GIVEN EXERCISE »
Repeat the material below exactly, with no pictures.

DATA »
- - - - -
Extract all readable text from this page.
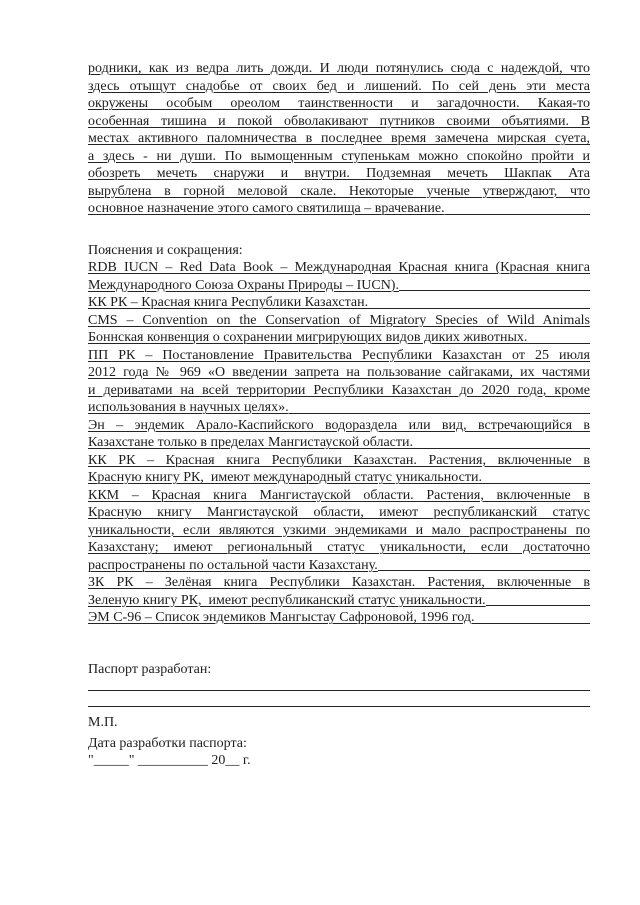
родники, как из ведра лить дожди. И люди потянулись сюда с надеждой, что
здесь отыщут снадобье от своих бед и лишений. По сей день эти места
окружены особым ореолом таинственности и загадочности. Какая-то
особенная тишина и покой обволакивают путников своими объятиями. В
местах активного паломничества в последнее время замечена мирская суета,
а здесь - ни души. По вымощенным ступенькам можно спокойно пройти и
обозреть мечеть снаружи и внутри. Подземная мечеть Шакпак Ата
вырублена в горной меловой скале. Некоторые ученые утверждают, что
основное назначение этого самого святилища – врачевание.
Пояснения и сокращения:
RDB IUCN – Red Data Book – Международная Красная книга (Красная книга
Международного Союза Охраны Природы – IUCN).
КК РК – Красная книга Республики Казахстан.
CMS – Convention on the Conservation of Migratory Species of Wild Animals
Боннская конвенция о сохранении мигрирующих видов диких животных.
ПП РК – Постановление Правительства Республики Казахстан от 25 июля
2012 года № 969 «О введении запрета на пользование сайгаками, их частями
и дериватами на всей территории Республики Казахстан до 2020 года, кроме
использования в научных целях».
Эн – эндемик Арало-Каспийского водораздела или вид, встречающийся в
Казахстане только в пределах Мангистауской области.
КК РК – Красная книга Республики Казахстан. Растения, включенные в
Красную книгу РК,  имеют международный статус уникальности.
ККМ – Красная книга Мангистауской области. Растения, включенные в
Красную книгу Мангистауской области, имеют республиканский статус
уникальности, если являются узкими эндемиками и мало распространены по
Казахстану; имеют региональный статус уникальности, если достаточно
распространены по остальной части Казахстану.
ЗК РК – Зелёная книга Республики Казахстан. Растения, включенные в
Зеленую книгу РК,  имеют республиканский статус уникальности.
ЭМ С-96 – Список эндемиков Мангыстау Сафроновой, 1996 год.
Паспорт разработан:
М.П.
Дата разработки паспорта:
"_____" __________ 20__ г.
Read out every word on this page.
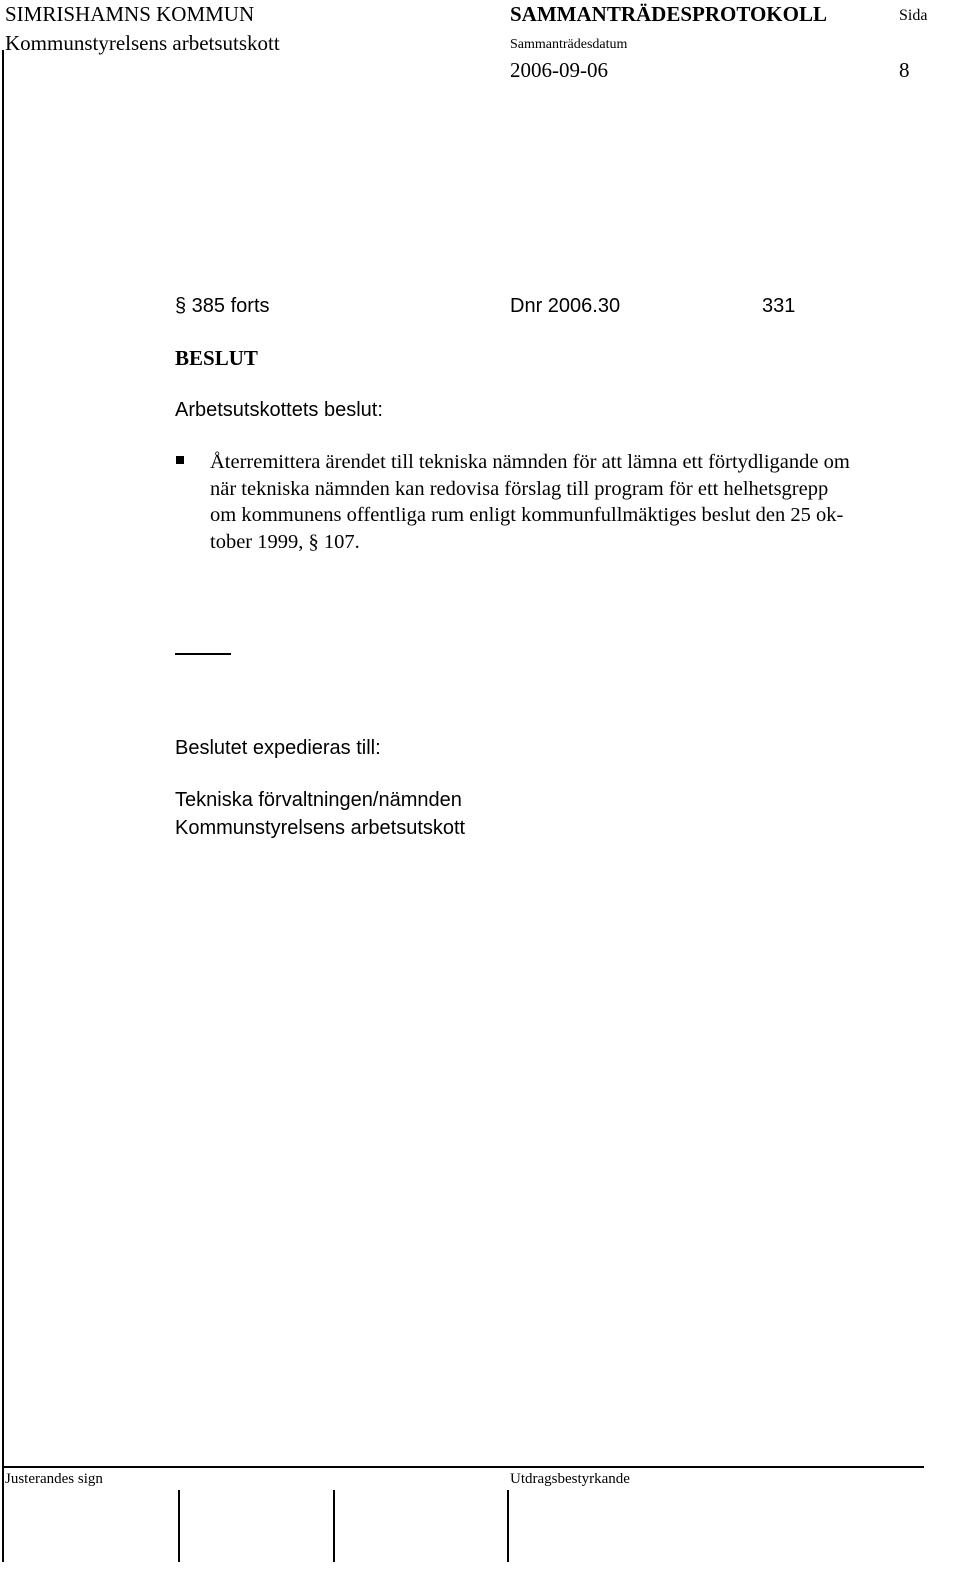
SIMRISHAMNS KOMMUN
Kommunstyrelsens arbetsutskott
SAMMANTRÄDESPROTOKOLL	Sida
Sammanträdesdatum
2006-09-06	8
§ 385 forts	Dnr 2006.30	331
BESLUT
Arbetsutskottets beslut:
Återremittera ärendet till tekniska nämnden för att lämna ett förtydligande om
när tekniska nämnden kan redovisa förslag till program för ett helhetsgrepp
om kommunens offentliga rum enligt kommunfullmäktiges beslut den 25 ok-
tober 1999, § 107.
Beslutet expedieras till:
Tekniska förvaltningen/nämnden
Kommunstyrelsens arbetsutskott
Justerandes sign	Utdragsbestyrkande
- - - - -
RESPONSE »
Extract all readable text from this page.
родники, как из ведра лить дожди. И люди потянулись сюда с надеждой, что
здесь отыщут снадобье от своих бед и лишений. По сей день эти места
окружены особым ореолом таинственности и загадочности. Какая-то
особенная тишина и покой обволакивают путников своими объятиями. В
местах активного паломничества в последнее время замечена мирская суета,
а здесь - ни души. По вымощенным ступенькам можно спокойно пройти и
обозреть мечеть снаружи и внутри. Подземная мечеть Шакпак Ата
вырублена в горной меловой скале. Некоторые ученые утверждают, что
основное назначение этого самого святилища – врачевание.
Пояснения и сокращения:
RDB IUCN – Red Data Book – Международная Красная книга (Красная книга
Международного Союза Охраны Природы – IUCN).
КК РК – Красная книга Республики Казахстан.
CMS – Convention on the Conservation of Migratory Species of Wild Animals
Боннская конвенция о сохранении мигрирующих видов диких животных.
ПП РК – Постановление Правительства Республики Казахстан от 25 июля
2012 года № 969 «О введении запрета на пользование сайгаками, их частями
и дериватами на всей территории Республики Казахстан до 2020 года, кроме
использования в научных целях».
Эн – эндемик Арало-Каспийского водораздела или вид, встречающийся в
Казахстане только в пределах Мангистауской области.
КК РК – Красная книга Республики Казахстан. Растения, включенные в
Красную книгу РК,  имеют международный статус уникальности.
ККМ – Красная книга Мангистауской области. Растения, включенные в
Красную книгу Мангистауской области, имеют республиканский статус
уникальности, если являются узкими эндемиками и мало распространены по
Казахстану; имеют региональный статус уникальности, если достаточно
распространены по остальной части Казахстану.
ЗК РК – Зелёная книга Республики Казахстан. Растения, включенные в
Зеленую книгу РК,  имеют республиканский статус уникальности.
ЭМ С-96 – Список эндемиков Мангыстау Сафроновой, 1996 год.
Паспорт разработан:
М.П.
Дата разработки паспорта:
"_____" __________ 20__ г.
Read out every word on this page.
SIMRISHAMNS KOMMUN
Kommunstyrelsens arbetsutskott
SAMMANTRÄDESPROTOKOLL	Sida
Sammanträdesdatum
2006-09-06	8
§ 385 forts	Dnr 2006.30	331
BESLUT
Arbetsutskottets beslut:
Återremittera ärendet till tekniska nämnden för att lämna ett förtydligande om
när tekniska nämnden kan redovisa förslag till program för ett helhetsgrepp
om kommunens offentliga rum enligt kommunfullmäktiges beslut den 25 ok-
tober 1999, § 107.
Beslutet expedieras till:
Tekniska förvaltningen/nämnden
Kommunstyrelsens arbetsutskott
Justerandes sign	Utdragsbestyrkande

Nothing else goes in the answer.